Where the data below has the string "松本IC手前でガス欠wwwwww", return the whole line.

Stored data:
◇ ◇ ◇

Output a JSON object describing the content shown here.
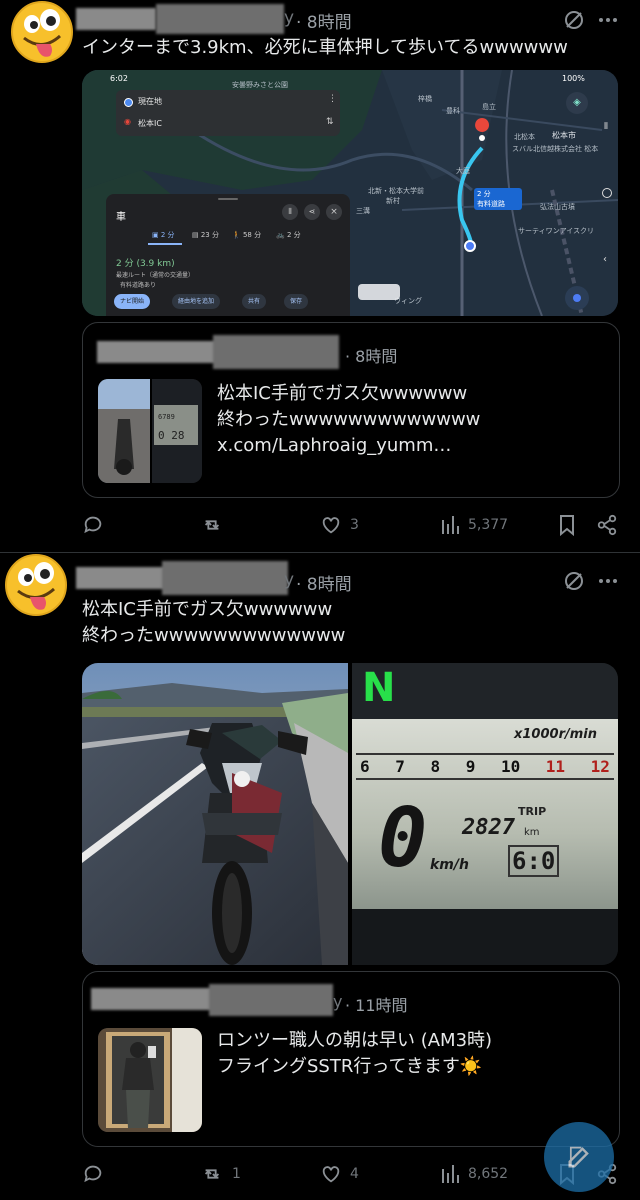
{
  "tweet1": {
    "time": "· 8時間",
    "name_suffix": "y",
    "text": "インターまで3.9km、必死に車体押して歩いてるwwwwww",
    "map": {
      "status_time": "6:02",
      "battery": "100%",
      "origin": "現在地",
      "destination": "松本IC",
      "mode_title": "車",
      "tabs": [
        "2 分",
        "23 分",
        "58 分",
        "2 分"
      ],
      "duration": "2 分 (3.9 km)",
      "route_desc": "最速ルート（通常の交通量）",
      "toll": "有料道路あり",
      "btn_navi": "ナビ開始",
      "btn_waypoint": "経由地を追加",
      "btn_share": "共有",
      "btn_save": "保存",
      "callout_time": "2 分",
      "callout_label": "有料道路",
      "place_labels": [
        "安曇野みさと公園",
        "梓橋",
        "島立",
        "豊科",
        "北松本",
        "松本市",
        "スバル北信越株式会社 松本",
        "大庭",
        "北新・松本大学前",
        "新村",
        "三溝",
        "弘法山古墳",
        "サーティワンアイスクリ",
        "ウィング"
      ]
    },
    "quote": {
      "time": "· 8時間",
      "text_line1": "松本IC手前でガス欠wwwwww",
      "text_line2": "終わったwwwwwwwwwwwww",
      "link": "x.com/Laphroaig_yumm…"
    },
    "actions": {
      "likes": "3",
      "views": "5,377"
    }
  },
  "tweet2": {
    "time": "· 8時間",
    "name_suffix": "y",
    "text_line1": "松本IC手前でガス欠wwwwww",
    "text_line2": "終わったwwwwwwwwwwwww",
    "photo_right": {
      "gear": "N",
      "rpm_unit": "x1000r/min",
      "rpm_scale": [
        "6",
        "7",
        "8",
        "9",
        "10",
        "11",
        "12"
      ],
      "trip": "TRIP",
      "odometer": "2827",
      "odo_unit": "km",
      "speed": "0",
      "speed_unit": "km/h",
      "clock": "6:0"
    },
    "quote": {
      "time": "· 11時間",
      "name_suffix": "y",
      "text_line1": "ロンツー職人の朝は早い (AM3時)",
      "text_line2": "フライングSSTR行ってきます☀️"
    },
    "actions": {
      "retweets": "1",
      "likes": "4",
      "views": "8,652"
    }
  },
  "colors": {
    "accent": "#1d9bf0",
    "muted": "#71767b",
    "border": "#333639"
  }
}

◇ ◇ ◇

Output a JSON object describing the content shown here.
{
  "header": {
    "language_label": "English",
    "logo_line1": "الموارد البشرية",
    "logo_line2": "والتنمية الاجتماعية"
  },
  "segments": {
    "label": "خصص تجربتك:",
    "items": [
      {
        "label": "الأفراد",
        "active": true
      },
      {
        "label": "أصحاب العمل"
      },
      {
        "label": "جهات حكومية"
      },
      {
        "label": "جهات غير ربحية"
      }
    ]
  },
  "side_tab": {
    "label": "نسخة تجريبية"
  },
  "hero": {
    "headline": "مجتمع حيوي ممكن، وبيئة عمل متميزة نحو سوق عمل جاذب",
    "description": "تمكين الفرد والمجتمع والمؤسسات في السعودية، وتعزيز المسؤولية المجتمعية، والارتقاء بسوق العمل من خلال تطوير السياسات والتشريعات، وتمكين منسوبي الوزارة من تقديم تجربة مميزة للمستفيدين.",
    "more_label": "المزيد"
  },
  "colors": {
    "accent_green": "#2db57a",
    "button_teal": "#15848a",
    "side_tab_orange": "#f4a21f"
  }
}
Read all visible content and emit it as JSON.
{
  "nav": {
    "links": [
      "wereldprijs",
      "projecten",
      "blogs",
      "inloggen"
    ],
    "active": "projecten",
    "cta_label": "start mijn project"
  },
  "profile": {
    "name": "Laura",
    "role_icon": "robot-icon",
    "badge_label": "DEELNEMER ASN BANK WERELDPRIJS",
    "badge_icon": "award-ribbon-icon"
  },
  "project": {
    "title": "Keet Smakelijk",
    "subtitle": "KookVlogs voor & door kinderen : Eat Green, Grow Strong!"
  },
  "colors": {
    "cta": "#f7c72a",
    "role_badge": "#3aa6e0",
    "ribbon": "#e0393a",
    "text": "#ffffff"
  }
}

◇ ◇ ◇

Exercise answer:
      "text_line1": "松本IC手前でガス欠wwwwww",
    "text_line1": "松本IC手前でガス欠wwwwww",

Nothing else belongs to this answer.